= Given instruction =
Go through the records and give each one again exactly.

= Records for the exercise =

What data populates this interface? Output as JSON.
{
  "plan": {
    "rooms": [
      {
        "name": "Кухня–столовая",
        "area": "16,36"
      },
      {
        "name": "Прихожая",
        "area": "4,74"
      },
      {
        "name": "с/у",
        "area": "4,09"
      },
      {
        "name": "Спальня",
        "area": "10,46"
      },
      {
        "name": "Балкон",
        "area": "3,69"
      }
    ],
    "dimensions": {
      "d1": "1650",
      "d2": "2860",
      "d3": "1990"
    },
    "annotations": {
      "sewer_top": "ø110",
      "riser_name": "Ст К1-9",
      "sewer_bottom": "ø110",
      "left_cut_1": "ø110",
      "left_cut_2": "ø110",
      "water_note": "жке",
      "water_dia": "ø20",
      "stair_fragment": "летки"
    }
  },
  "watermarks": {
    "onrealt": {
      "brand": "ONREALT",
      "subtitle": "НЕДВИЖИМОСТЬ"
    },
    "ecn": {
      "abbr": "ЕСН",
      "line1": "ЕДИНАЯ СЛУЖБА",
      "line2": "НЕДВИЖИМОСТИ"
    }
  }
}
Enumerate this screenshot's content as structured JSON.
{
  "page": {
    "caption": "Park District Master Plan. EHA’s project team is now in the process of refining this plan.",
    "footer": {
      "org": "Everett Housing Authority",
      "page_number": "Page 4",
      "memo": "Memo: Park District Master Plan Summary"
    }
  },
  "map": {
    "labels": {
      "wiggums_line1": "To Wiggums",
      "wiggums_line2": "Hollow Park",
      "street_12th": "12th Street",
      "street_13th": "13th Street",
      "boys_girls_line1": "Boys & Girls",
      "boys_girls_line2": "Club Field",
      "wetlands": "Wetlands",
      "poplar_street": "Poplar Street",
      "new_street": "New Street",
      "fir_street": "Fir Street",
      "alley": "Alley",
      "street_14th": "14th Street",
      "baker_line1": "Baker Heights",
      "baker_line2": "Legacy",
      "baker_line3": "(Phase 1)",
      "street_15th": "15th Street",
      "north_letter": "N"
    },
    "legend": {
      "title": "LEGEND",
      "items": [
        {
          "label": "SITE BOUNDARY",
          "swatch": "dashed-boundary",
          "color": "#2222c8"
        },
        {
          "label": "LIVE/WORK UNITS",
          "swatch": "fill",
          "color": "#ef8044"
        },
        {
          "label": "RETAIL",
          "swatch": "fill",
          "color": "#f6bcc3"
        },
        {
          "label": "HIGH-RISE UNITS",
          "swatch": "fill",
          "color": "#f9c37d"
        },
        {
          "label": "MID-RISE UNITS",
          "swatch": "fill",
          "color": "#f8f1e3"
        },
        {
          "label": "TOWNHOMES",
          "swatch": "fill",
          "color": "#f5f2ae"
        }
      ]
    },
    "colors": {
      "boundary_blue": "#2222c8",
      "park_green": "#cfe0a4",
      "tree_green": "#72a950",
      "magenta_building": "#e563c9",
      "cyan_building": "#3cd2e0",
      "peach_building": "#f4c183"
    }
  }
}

= Solution to this exercise =
What data populates this interface? Output as JSON.
{
  "plan": {
    "rooms": [
      {
        "name": "Кухня–столовая",
        "area": "16,36"
      },
      {
        "name": "Прихожая",
        "area": "4,74"
      },
      {
        "name": "с/у",
        "area": "4,09"
      },
      {
        "name": "Спальня",
        "area": "10,46"
      },
      {
        "name": "Балкон",
        "area": "3,69"
      }
    ],
    "dimensions": {
      "d1": "1650",
      "d2": "2860",
      "d3": "1990"
    },
    "annotations": {
      "sewer_top": "ø110",
      "riser_name": "Ст К1-9",
      "sewer_bottom": "ø110",
      "left_cut_1": "ø110",
      "left_cut_2": "ø110",
      "water_note": "жке",
      "water_dia": "ø20",
      "stair_fragment": "летки"
    }
  },
  "watermarks": {
    "onrealt": {
      "brand": "ONREALT",
      "subtitle": "НЕДВИЖИМОСТЬ"
    },
    "ecn": {
      "abbr": "ЕСН",
      "line1": "ЕДИНАЯ СЛУЖБА",
      "line2": "НЕДВИЖИМОСТИ"
    }
  }
}
Enumerate this screenshot's content as structured JSON.
{
  "page": {
    "caption": "Park District Master Plan. EHA’s project team is now in the process of refining this plan.",
    "footer": {
      "org": "Everett Housing Authority",
      "page_number": "Page 4",
      "memo": "Memo: Park District Master Plan Summary"
    }
  },
  "map": {
    "labels": {
      "wiggums_line1": "To Wiggums",
      "wiggums_line2": "Hollow Park",
      "street_12th": "12th Street",
      "street_13th": "13th Street",
      "boys_girls_line1": "Boys & Girls",
      "boys_girls_line2": "Club Field",
      "wetlands": "Wetlands",
      "poplar_street": "Poplar Street",
      "new_street": "New Street",
      "fir_street": "Fir Street",
      "alley": "Alley",
      "street_14th": "14th Street",
      "baker_line1": "Baker Heights",
      "baker_line2": "Legacy",
      "baker_line3": "(Phase 1)",
      "street_15th": "15th Street",
      "north_letter": "N"
    },
    "legend": {
      "title": "LEGEND",
      "items": [
        {
          "label": "SITE BOUNDARY",
          "swatch": "dashed-boundary",
          "color": "#2222c8"
        },
        {
          "label": "LIVE/WORK UNITS",
          "swatch": "fill",
          "color": "#ef8044"
        },
        {
          "label": "RETAIL",
          "swatch": "fill",
          "color": "#f6bcc3"
        },
        {
          "label": "HIGH-RISE UNITS",
          "swatch": "fill",
          "color": "#f9c37d"
        },
        {
          "label": "MID-RISE UNITS",
          "swatch": "fill",
          "color": "#f8f1e3"
        },
        {
          "label": "TOWNHOMES",
          "swatch": "fill",
          "color": "#f5f2ae"
        }
      ]
    },
    "colors": {
      "boundary_blue": "#2222c8",
      "park_green": "#cfe0a4",
      "tree_green": "#72a950",
      "magenta_building": "#e563c9",
      "cyan_building": "#3cd2e0",
      "peach_building": "#f4c183"
    }
  }
}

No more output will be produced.